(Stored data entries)

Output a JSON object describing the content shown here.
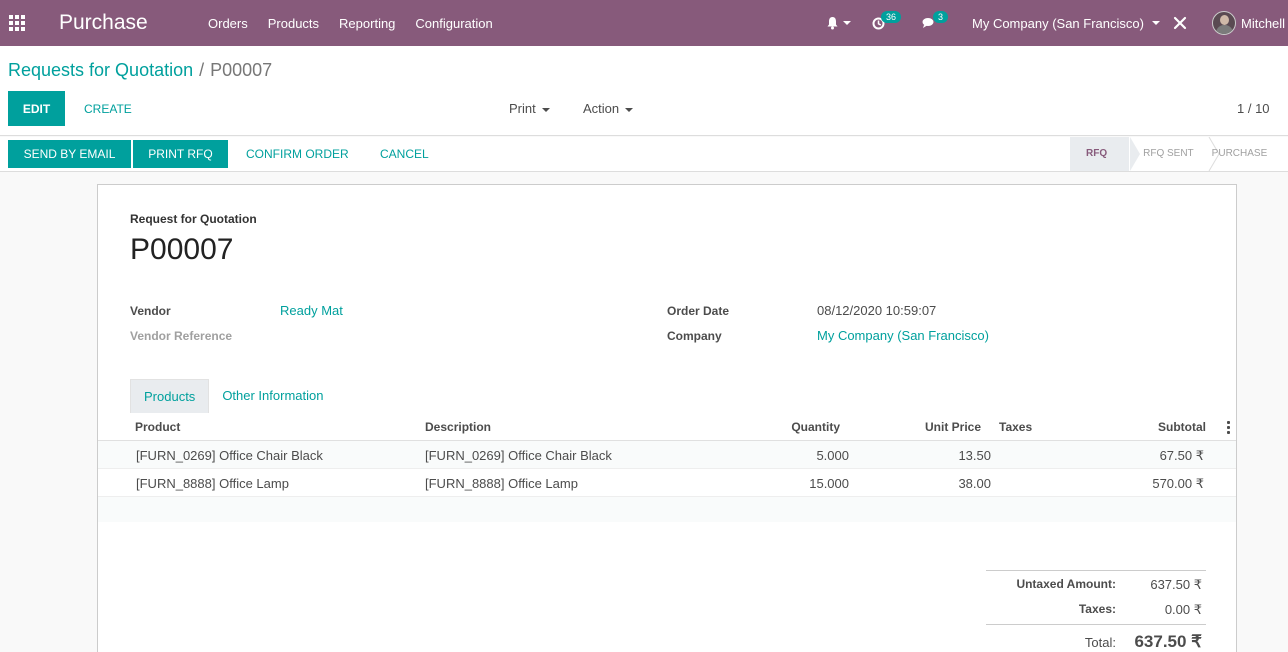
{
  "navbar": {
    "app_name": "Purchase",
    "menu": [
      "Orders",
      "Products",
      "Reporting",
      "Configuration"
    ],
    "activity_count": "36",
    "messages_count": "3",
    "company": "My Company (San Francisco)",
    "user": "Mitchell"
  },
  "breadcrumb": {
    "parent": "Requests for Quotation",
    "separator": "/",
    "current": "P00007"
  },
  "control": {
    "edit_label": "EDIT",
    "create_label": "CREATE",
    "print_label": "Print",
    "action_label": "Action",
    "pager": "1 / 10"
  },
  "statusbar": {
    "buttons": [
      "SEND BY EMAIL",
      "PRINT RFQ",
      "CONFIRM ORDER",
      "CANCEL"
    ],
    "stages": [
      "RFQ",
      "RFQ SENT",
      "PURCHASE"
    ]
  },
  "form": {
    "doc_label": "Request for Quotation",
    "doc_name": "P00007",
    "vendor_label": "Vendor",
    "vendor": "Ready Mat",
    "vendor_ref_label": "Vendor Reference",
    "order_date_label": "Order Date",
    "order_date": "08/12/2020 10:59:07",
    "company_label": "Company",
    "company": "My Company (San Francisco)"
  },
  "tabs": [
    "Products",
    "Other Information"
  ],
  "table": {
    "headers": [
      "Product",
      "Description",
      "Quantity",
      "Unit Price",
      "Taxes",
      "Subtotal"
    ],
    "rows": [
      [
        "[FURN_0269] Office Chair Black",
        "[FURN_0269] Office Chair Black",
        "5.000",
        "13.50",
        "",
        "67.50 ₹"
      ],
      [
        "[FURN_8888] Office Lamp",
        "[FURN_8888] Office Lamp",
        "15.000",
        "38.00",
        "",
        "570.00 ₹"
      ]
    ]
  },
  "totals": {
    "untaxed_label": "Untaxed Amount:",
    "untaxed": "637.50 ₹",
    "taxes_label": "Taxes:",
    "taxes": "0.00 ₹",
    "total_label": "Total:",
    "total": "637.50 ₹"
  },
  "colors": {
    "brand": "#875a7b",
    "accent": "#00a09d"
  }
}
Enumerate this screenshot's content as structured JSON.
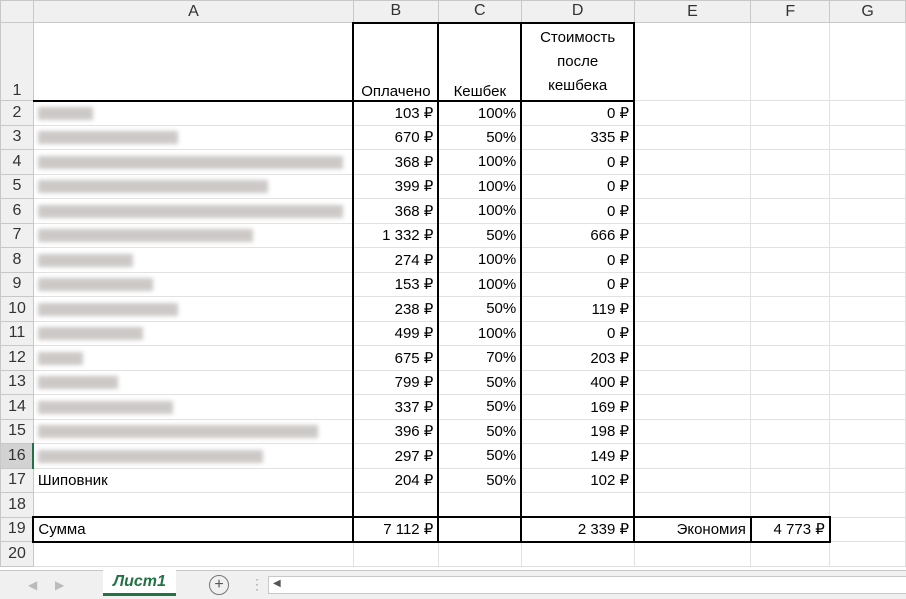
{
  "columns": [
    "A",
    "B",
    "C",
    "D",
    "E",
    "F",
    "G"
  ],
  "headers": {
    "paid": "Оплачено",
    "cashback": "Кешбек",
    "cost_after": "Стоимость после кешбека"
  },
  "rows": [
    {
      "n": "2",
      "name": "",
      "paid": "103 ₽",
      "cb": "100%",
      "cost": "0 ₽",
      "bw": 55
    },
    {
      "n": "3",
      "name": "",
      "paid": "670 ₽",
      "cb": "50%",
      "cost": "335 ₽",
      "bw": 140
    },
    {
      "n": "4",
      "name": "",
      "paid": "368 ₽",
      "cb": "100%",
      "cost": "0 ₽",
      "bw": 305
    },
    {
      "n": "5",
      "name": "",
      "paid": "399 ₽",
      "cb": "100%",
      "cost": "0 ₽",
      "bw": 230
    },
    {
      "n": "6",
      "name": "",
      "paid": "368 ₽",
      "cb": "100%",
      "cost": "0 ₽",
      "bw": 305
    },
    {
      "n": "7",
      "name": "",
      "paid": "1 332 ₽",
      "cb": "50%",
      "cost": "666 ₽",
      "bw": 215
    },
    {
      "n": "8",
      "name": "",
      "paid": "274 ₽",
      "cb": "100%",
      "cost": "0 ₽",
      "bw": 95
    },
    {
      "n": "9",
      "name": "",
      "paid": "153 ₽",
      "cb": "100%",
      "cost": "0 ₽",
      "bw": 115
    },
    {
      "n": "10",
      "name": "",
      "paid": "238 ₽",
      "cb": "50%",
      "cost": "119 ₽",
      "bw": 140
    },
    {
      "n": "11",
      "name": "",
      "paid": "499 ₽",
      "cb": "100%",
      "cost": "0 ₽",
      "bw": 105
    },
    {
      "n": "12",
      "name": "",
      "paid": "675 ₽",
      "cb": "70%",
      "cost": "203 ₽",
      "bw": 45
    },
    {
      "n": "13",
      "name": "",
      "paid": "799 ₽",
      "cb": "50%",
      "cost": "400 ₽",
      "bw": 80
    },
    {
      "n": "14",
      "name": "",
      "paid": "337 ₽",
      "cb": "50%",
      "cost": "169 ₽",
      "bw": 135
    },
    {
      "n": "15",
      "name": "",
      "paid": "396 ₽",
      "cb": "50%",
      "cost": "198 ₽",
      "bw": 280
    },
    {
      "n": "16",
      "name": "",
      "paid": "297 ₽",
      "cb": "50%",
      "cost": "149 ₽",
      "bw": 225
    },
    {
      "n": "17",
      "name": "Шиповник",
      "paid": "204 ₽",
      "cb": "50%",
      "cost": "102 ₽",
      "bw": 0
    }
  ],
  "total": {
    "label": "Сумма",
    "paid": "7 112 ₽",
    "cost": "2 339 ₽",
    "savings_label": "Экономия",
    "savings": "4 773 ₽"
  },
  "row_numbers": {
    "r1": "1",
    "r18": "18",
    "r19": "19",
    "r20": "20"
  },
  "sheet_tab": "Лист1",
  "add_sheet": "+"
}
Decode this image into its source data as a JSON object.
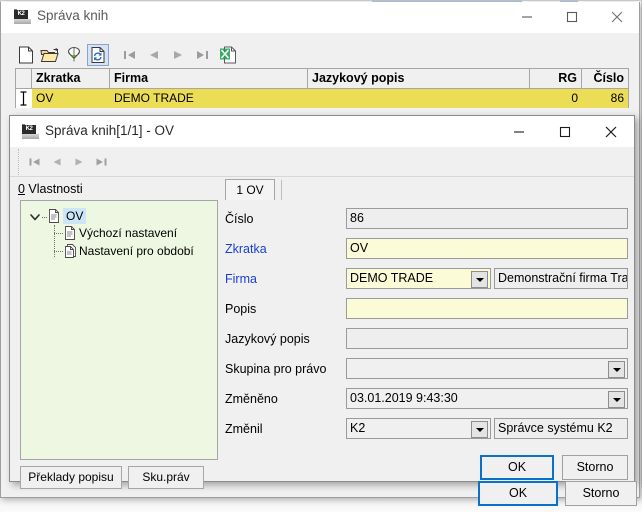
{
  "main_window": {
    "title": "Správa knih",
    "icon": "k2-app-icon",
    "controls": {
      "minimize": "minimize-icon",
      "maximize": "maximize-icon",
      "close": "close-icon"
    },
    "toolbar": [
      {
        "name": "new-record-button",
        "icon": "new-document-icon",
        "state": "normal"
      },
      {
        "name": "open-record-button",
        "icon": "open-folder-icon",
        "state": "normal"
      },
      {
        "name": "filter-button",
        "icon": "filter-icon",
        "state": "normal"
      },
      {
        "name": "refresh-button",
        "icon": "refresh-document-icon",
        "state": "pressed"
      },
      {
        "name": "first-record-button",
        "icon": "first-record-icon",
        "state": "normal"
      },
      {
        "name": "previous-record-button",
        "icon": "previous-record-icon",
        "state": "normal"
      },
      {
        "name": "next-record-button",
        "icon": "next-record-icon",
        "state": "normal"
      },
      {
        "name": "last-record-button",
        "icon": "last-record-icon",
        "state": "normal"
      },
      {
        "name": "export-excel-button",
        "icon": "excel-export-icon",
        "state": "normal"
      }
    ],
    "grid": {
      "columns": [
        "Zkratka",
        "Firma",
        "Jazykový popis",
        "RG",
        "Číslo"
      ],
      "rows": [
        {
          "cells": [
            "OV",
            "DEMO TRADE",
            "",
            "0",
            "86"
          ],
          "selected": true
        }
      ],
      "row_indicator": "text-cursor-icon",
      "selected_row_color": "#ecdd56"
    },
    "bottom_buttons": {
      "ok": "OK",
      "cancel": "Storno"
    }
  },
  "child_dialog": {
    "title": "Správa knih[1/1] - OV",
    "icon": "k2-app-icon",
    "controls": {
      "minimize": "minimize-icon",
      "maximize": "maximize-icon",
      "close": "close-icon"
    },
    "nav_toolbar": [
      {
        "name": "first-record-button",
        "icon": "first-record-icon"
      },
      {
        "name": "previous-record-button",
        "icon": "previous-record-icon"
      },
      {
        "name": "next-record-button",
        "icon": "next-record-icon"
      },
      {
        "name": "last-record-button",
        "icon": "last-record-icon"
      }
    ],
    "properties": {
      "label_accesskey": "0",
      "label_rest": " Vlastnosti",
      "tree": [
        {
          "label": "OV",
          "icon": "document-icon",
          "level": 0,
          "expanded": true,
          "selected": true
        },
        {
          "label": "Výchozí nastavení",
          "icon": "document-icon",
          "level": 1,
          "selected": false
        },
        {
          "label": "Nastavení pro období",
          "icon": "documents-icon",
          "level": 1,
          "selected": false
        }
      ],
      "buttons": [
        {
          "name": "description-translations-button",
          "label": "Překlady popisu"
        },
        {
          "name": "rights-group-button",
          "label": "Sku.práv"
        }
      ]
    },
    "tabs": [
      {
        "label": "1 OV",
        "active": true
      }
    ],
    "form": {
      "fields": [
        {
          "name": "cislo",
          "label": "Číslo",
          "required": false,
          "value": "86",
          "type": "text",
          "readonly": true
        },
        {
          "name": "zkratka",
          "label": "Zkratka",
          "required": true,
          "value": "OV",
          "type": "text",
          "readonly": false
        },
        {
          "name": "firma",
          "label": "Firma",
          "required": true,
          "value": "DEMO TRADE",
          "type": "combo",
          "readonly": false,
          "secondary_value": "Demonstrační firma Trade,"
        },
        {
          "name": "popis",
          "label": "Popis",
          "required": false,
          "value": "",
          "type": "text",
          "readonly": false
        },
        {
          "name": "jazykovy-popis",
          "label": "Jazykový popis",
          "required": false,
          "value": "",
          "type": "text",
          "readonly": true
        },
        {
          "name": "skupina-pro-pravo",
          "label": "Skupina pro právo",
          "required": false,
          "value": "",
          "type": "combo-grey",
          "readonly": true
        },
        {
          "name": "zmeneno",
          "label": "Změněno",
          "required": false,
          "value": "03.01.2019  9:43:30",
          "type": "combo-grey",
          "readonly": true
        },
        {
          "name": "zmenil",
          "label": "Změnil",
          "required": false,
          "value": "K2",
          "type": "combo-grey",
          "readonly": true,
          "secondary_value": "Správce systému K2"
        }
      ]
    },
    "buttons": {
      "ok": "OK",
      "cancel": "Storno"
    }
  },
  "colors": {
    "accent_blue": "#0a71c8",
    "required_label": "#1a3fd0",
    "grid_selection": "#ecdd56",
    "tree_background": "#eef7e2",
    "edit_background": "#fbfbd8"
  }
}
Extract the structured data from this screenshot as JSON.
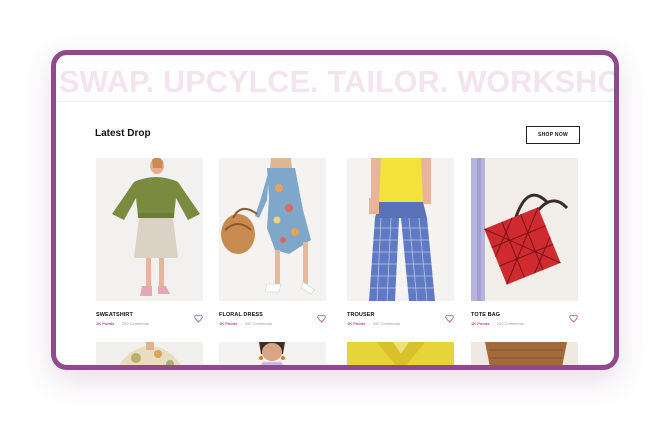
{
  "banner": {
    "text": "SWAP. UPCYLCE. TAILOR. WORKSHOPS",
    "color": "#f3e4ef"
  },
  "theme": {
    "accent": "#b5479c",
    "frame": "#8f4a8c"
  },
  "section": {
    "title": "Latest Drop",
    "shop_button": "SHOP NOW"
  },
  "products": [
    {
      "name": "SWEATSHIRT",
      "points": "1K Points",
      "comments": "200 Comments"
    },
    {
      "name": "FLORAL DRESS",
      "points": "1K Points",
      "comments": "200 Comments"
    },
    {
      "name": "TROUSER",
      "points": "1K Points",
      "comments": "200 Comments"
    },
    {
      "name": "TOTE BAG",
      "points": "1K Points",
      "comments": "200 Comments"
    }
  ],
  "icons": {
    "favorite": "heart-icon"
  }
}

▸ Task details
The lines to write out run from the one containing "Extract the structured" through the final line of the material above, both included; write them out exactly, with no pictures.

▸ Expected answer
Extract the structured data from this screenshot as JSON.
{
  "banner": {
    "text": "SWAP. UPCYLCE. TAILOR. WORKSHOPS",
    "color": "#f3e4ef"
  },
  "theme": {
    "accent": "#b5479c",
    "frame": "#8f4a8c"
  },
  "section": {
    "title": "Latest Drop",
    "shop_button": "SHOP NOW"
  },
  "products": [
    {
      "name": "SWEATSHIRT",
      "points": "1K Points",
      "comments": "200 Comments"
    },
    {
      "name": "FLORAL DRESS",
      "points": "1K Points",
      "comments": "200 Comments"
    },
    {
      "name": "TROUSER",
      "points": "1K Points",
      "comments": "200 Comments"
    },
    {
      "name": "TOTE BAG",
      "points": "1K Points",
      "comments": "200 Comments"
    }
  ],
  "icons": {
    "favorite": "heart-icon"
  }
}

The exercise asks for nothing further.